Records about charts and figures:
____

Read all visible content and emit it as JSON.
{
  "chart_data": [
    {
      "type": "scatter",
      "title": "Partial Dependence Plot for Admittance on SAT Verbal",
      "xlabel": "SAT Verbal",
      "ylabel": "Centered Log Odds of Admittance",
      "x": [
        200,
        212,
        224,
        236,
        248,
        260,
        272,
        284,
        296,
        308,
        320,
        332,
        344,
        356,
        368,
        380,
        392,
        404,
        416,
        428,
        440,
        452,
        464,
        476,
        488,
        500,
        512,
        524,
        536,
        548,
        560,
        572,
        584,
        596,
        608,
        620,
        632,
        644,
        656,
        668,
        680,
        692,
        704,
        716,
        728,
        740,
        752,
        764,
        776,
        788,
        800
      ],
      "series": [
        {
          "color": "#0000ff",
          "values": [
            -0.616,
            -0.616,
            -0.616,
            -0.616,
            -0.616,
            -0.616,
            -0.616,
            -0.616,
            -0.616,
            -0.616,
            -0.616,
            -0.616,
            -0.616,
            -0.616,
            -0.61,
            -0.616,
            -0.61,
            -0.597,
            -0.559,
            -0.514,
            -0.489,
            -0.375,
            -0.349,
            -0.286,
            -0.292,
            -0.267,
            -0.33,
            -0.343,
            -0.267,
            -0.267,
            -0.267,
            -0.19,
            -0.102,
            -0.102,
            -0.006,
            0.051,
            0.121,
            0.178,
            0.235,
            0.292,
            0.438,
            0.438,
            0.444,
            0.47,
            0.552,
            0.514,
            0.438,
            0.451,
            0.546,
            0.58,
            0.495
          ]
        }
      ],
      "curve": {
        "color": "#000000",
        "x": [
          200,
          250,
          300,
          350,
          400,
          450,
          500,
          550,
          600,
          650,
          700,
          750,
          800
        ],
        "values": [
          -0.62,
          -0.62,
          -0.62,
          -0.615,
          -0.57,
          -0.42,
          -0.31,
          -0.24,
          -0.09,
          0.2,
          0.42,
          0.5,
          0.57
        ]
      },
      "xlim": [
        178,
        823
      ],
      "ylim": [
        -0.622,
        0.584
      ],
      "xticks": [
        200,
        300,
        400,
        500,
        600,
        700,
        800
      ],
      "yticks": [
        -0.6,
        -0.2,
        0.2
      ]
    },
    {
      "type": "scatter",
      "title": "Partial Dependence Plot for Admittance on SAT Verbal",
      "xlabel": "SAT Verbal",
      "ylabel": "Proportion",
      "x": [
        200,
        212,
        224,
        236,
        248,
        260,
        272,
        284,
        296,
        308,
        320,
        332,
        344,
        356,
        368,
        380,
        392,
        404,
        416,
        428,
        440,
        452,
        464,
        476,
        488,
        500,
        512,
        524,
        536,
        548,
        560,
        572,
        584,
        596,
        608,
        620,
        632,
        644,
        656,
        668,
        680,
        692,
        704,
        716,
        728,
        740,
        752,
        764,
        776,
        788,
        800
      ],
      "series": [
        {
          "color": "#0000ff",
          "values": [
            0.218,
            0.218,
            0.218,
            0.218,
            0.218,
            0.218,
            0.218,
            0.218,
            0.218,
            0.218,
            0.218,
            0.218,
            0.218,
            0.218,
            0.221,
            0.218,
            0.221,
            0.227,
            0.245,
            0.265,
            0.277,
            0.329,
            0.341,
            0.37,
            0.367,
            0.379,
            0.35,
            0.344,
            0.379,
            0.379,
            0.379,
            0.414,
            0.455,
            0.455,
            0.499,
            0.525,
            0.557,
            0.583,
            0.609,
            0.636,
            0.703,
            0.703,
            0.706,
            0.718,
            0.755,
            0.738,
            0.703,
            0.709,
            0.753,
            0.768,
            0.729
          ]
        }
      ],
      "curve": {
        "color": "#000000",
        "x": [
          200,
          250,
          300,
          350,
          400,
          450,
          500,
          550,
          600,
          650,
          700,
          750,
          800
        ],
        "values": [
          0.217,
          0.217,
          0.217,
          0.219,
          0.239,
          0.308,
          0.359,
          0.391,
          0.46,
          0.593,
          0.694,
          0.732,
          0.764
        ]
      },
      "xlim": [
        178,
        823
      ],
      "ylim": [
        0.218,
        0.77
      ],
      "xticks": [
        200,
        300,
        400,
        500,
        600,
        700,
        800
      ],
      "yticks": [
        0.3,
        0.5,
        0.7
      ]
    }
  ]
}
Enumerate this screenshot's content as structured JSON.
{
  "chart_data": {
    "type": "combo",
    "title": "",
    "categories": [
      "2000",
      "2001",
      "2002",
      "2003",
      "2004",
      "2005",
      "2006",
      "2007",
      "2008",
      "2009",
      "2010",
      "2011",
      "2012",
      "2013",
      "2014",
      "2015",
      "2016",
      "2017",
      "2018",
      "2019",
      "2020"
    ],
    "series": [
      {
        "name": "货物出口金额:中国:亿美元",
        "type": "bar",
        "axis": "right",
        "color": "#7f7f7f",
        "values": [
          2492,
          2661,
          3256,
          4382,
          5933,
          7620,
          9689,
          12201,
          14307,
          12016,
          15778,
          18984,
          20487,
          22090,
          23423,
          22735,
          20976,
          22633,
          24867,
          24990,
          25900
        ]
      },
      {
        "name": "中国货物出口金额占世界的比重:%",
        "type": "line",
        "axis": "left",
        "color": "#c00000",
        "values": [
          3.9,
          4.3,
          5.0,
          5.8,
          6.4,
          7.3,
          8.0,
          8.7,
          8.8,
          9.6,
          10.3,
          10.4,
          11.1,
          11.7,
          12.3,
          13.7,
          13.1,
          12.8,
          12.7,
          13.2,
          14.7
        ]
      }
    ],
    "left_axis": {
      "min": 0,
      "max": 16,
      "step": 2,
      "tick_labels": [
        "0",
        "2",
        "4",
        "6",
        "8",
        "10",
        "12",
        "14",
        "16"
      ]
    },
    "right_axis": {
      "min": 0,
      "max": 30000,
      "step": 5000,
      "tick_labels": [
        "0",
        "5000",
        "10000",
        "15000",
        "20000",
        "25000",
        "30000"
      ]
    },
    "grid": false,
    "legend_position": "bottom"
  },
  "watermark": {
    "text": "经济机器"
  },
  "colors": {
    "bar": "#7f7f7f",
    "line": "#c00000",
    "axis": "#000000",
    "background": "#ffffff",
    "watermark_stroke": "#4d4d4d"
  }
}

____

### DO THIS
Using the records above, copy each line that contains "JSON".

### TASK OUTPUT
Read all visible content and emit it as JSON.
Enumerate this screenshot's content as structured JSON.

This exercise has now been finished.